* [WHAT TO WORK ON] Scan the entries below. List each line with "social".
--- --- ---
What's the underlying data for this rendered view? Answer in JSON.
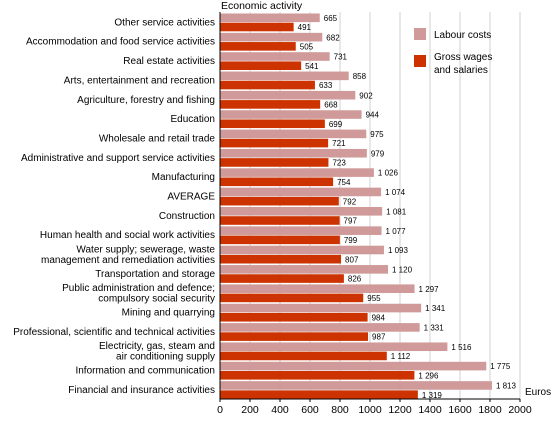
{
  "chart_data": {
    "type": "bar",
    "orientation": "horizontal",
    "title": "Economic activity",
    "xlabel": "Euros",
    "xlim": [
      0,
      2000
    ],
    "xticks": [
      0,
      200,
      400,
      600,
      800,
      1000,
      1200,
      1400,
      1600,
      1800,
      2000
    ],
    "grid": true,
    "legend_position": "top-right",
    "categories": [
      [
        "Other service activities"
      ],
      [
        "Accommodation and food service activities"
      ],
      [
        "Real estate activities"
      ],
      [
        "Arts, entertainment and recreation"
      ],
      [
        "Agriculture, forestry and fishing"
      ],
      [
        "Education"
      ],
      [
        "Wholesale and retail trade"
      ],
      [
        "Administrative and support service activities"
      ],
      [
        "Manufacturing"
      ],
      [
        "AVERAGE"
      ],
      [
        "Construction"
      ],
      [
        "Human health and social work activities"
      ],
      [
        "Water supply; sewerage, waste",
        "management and remediation activities"
      ],
      [
        "Transportation and storage"
      ],
      [
        "Public administration and defence;",
        "compulsory social security"
      ],
      [
        "Mining and quarrying"
      ],
      [
        "Professional, scientific and technical activities"
      ],
      [
        "Electricity, gas, steam and",
        "air conditioning supply"
      ],
      [
        "Information and communication"
      ],
      [
        "Financial and insurance activities"
      ]
    ],
    "series": [
      {
        "name": "Labour costs",
        "color": "#d09a9a",
        "values": [
          665,
          682,
          731,
          858,
          902,
          944,
          975,
          979,
          1026,
          1074,
          1081,
          1077,
          1093,
          1120,
          1297,
          1341,
          1331,
          1516,
          1775,
          1813
        ],
        "labels": [
          "665",
          "682",
          "731",
          "858",
          "902",
          "944",
          "975",
          "979",
          "1 026",
          "1 074",
          "1 081",
          "1 077",
          "1 093",
          "1 120",
          "1 297",
          "1 341",
          "1 331",
          "1 516",
          "1 775",
          "1 813"
        ]
      },
      {
        "name": "Gross wages and salaries",
        "legend_lines": [
          "Gross wages",
          "and salaries"
        ],
        "color": "#cc3300",
        "values": [
          491,
          505,
          541,
          633,
          668,
          699,
          721,
          723,
          754,
          792,
          797,
          799,
          807,
          826,
          955,
          984,
          987,
          1112,
          1296,
          1319
        ],
        "labels": [
          "491",
          "505",
          "541",
          "633",
          "668",
          "699",
          "721",
          "723",
          "754",
          "792",
          "797",
          "799",
          "807",
          "826",
          "955",
          "984",
          "987",
          "1 112",
          "1 296",
          "1 319"
        ]
      }
    ]
  }
}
--- --- ---
* [RESULT BELOW]
        "Human health and social work activities"
        "compulsory social security"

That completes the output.